● WORK TO BE COMPLETED:
Return all lines in the material below that contain "name".

[Records from a data source]

* begin *

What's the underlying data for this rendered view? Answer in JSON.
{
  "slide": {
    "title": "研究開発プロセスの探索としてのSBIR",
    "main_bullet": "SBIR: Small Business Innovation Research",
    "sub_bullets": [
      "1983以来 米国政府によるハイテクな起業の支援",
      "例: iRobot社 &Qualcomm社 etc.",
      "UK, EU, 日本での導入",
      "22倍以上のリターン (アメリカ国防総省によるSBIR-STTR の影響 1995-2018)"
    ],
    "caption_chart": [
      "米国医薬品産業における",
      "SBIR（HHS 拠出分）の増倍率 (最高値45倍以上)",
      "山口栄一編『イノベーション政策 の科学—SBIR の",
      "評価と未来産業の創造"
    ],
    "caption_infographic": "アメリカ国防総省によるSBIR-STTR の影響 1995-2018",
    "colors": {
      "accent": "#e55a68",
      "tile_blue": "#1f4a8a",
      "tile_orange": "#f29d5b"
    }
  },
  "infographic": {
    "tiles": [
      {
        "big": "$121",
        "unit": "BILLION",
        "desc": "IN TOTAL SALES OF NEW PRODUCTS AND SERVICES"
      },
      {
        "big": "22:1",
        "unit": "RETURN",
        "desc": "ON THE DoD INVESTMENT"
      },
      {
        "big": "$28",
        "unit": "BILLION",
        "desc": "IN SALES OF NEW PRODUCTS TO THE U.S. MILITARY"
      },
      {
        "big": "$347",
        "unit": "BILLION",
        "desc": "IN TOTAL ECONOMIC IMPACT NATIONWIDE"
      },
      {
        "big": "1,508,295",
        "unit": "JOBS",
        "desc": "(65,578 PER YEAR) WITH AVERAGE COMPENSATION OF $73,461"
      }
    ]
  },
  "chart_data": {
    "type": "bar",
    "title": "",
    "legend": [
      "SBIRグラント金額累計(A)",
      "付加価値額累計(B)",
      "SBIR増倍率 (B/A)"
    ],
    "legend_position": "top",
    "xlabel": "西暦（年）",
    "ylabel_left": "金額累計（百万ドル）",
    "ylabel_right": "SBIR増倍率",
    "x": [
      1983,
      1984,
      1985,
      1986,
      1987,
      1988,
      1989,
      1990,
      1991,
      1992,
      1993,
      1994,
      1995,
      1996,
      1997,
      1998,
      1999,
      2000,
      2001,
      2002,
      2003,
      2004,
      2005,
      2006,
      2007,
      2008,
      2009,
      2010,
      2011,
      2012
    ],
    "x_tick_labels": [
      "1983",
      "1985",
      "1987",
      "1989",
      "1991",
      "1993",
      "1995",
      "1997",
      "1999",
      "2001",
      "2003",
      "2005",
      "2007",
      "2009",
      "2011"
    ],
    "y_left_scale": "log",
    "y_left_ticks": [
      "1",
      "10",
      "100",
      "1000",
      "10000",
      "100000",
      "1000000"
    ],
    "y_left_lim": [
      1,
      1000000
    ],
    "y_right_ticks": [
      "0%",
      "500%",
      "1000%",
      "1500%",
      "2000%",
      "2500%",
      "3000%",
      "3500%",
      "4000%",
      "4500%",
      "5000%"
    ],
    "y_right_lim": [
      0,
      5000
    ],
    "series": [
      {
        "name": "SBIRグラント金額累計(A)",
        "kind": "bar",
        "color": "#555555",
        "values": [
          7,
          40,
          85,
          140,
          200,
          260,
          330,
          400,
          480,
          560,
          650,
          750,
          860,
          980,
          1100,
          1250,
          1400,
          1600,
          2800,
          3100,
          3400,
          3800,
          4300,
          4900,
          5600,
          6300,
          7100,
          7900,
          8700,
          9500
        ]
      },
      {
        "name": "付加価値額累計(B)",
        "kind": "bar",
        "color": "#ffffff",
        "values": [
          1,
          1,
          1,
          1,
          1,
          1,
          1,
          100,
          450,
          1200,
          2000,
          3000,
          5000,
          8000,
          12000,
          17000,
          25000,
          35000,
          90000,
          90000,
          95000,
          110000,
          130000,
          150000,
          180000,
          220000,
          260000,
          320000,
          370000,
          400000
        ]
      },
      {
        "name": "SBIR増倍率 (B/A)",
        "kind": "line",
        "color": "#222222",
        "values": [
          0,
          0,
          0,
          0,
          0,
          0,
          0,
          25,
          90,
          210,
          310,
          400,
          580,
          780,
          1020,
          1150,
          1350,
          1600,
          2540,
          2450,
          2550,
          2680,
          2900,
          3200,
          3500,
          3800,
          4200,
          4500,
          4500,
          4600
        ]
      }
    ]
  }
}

* end *

● RESULT:
        "name": "SBIRグラント金額累計(A)",
        "name": "付加価値額累計(B)",
        "name": "SBIR増倍率 (B/A)",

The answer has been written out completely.